In the items below, copy the lines from the one containing "FancyBboxPatch shape <box>307" through the one containing "Circle shape <box>87 301 91 306</box>", changing every "Circle" to "Ellipse" and leaving everything else untouched.

◇ ◇ ◇

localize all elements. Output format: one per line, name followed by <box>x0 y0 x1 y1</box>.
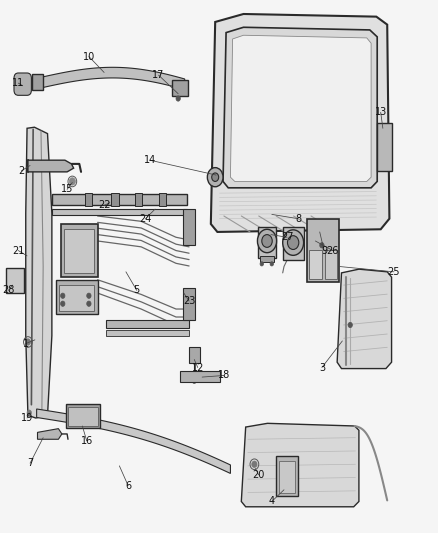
FancyBboxPatch shape <box>307 219 339 282</box>
Polygon shape <box>37 409 230 473</box>
Polygon shape <box>26 127 52 418</box>
FancyBboxPatch shape <box>134 193 142 206</box>
FancyBboxPatch shape <box>309 250 322 279</box>
FancyBboxPatch shape <box>6 268 24 293</box>
Circle shape <box>320 243 324 248</box>
Circle shape <box>212 173 219 181</box>
FancyBboxPatch shape <box>85 193 92 206</box>
FancyBboxPatch shape <box>183 209 195 245</box>
FancyBboxPatch shape <box>52 209 187 215</box>
Text: 11: 11 <box>12 78 25 88</box>
Circle shape <box>283 230 304 255</box>
FancyBboxPatch shape <box>189 348 200 364</box>
FancyBboxPatch shape <box>325 250 337 279</box>
Circle shape <box>60 301 65 306</box>
Text: 28: 28 <box>2 286 14 295</box>
Text: 10: 10 <box>83 52 95 61</box>
Circle shape <box>87 293 91 298</box>
FancyBboxPatch shape <box>56 280 98 314</box>
FancyBboxPatch shape <box>59 285 94 311</box>
Polygon shape <box>211 14 389 232</box>
FancyBboxPatch shape <box>106 320 189 328</box>
Text: 12: 12 <box>191 362 204 373</box>
Text: 25: 25 <box>388 267 400 277</box>
FancyBboxPatch shape <box>258 227 276 258</box>
Circle shape <box>192 378 197 383</box>
Text: 21: 21 <box>12 246 25 255</box>
FancyBboxPatch shape <box>276 456 298 496</box>
FancyBboxPatch shape <box>14 73 32 95</box>
Polygon shape <box>241 423 359 507</box>
Text: 1: 1 <box>23 338 29 349</box>
Circle shape <box>25 339 31 345</box>
Text: 26: 26 <box>327 246 339 255</box>
FancyBboxPatch shape <box>111 193 119 206</box>
FancyBboxPatch shape <box>283 227 304 260</box>
Circle shape <box>258 229 277 253</box>
Polygon shape <box>223 27 377 188</box>
FancyBboxPatch shape <box>68 407 99 426</box>
Text: 4: 4 <box>269 496 275 506</box>
Circle shape <box>92 418 95 423</box>
Polygon shape <box>38 429 62 439</box>
FancyBboxPatch shape <box>183 288 195 320</box>
Circle shape <box>87 301 91 306</box>
Text: 15: 15 <box>61 184 73 195</box>
Circle shape <box>270 262 274 266</box>
Text: 22: 22 <box>98 200 110 211</box>
Text: 13: 13 <box>374 107 387 117</box>
Circle shape <box>252 461 257 467</box>
Polygon shape <box>337 269 392 368</box>
Polygon shape <box>39 67 185 90</box>
Text: 23: 23 <box>183 296 195 306</box>
Circle shape <box>27 410 32 415</box>
Text: 9: 9 <box>321 246 327 255</box>
FancyBboxPatch shape <box>279 461 295 493</box>
Text: 16: 16 <box>81 436 93 446</box>
Circle shape <box>70 418 73 423</box>
Text: 5: 5 <box>134 286 140 295</box>
Text: 18: 18 <box>218 370 230 381</box>
FancyBboxPatch shape <box>106 330 189 336</box>
Polygon shape <box>28 160 74 172</box>
Circle shape <box>176 96 180 101</box>
FancyBboxPatch shape <box>52 194 187 205</box>
Circle shape <box>287 236 299 249</box>
Text: 17: 17 <box>152 70 165 80</box>
FancyBboxPatch shape <box>159 193 166 206</box>
Circle shape <box>348 322 353 328</box>
Text: 2: 2 <box>18 166 25 176</box>
Text: 7: 7 <box>27 458 33 468</box>
Text: 27: 27 <box>281 232 293 243</box>
Text: 8: 8 <box>295 214 301 224</box>
Text: 20: 20 <box>253 470 265 480</box>
Text: 24: 24 <box>139 214 152 224</box>
Circle shape <box>262 235 272 247</box>
Text: 6: 6 <box>125 481 131 490</box>
FancyBboxPatch shape <box>377 123 392 171</box>
Text: 19: 19 <box>21 413 33 423</box>
FancyBboxPatch shape <box>172 80 188 96</box>
FancyBboxPatch shape <box>180 370 219 382</box>
Circle shape <box>207 167 223 187</box>
Text: 14: 14 <box>144 155 156 165</box>
FancyBboxPatch shape <box>66 404 100 428</box>
Circle shape <box>320 229 324 235</box>
Circle shape <box>260 262 264 266</box>
FancyBboxPatch shape <box>260 256 275 262</box>
FancyBboxPatch shape <box>60 224 98 277</box>
FancyBboxPatch shape <box>32 74 43 90</box>
Text: 3: 3 <box>319 362 325 373</box>
Circle shape <box>69 177 75 185</box>
FancyBboxPatch shape <box>64 229 94 273</box>
Circle shape <box>60 293 65 298</box>
Polygon shape <box>230 35 371 181</box>
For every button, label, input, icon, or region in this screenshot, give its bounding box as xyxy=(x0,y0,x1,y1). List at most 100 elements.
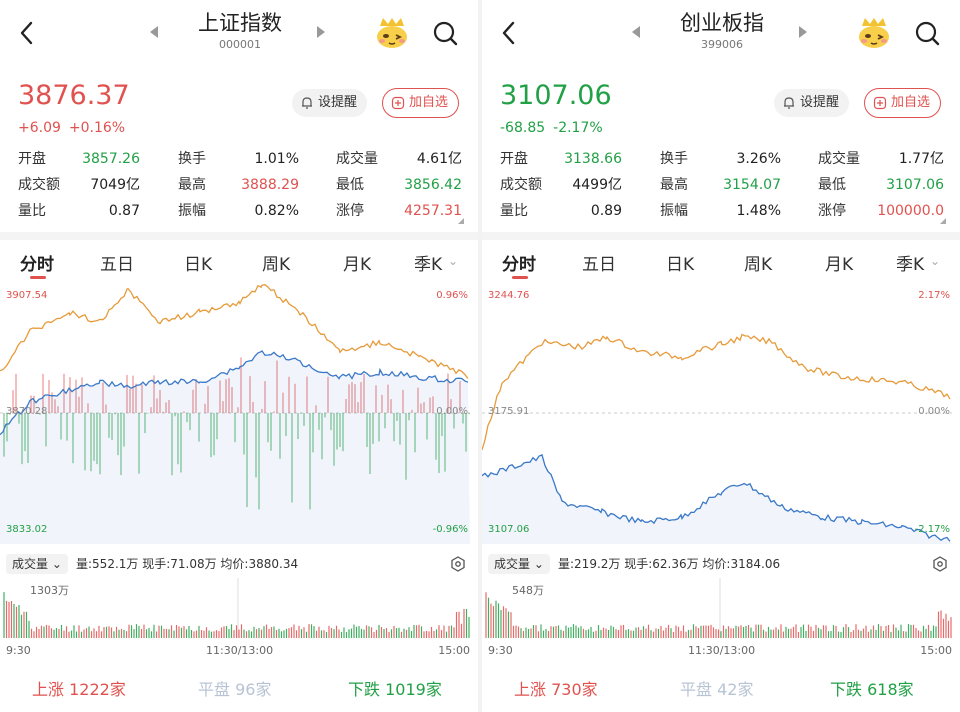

◇ ◇ ◇

RESPONSE TO THIS EXERCISE —
FancyBboxPatch shape <box>307 219 339 282</box>
Polygon shape <box>37 409 230 473</box>
Polygon shape <box>26 127 52 418</box>
FancyBboxPatch shape <box>134 193 142 206</box>
FancyBboxPatch shape <box>309 250 322 279</box>
FancyBboxPatch shape <box>6 268 24 293</box>
Ellipse shape <box>320 243 324 248</box>
Ellipse shape <box>212 173 219 181</box>
FancyBboxPatch shape <box>85 193 92 206</box>
FancyBboxPatch shape <box>183 209 195 245</box>
FancyBboxPatch shape <box>52 209 187 215</box>
Text: 11: 11 <box>12 78 25 88</box>
Ellipse shape <box>283 230 304 255</box>
FancyBboxPatch shape <box>189 348 200 364</box>
FancyBboxPatch shape <box>325 250 337 279</box>
Ellipse shape <box>60 301 65 306</box>
Text: 28: 28 <box>2 286 14 295</box>
Text: 10: 10 <box>83 52 95 61</box>
Ellipse shape <box>87 293 91 298</box>
FancyBboxPatch shape <box>56 280 98 314</box>
FancyBboxPatch shape <box>59 285 94 311</box>
Polygon shape <box>211 14 389 232</box>
FancyBboxPatch shape <box>106 320 189 328</box>
Text: 12: 12 <box>191 362 204 373</box>
Text: 25: 25 <box>388 267 400 277</box>
FancyBboxPatch shape <box>258 227 276 258</box>
Ellipse shape <box>192 378 197 383</box>
Text: 21: 21 <box>12 246 25 255</box>
FancyBboxPatch shape <box>276 456 298 496</box>
FancyBboxPatch shape <box>14 73 32 95</box>
Polygon shape <box>241 423 359 507</box>
Text: 1: 1 <box>23 338 29 349</box>
Ellipse shape <box>25 339 31 345</box>
Text: 26: 26 <box>327 246 339 255</box>
FancyBboxPatch shape <box>111 193 119 206</box>
FancyBboxPatch shape <box>283 227 304 260</box>
Ellipse shape <box>258 229 277 253</box>
Polygon shape <box>223 27 377 188</box>
FancyBboxPatch shape <box>68 407 99 426</box>
Text: 4: 4 <box>269 496 275 506</box>
Ellipse shape <box>92 418 95 423</box>
Polygon shape <box>38 429 62 439</box>
FancyBboxPatch shape <box>183 288 195 320</box>
Ellipse shape <box>87 301 91 306</box>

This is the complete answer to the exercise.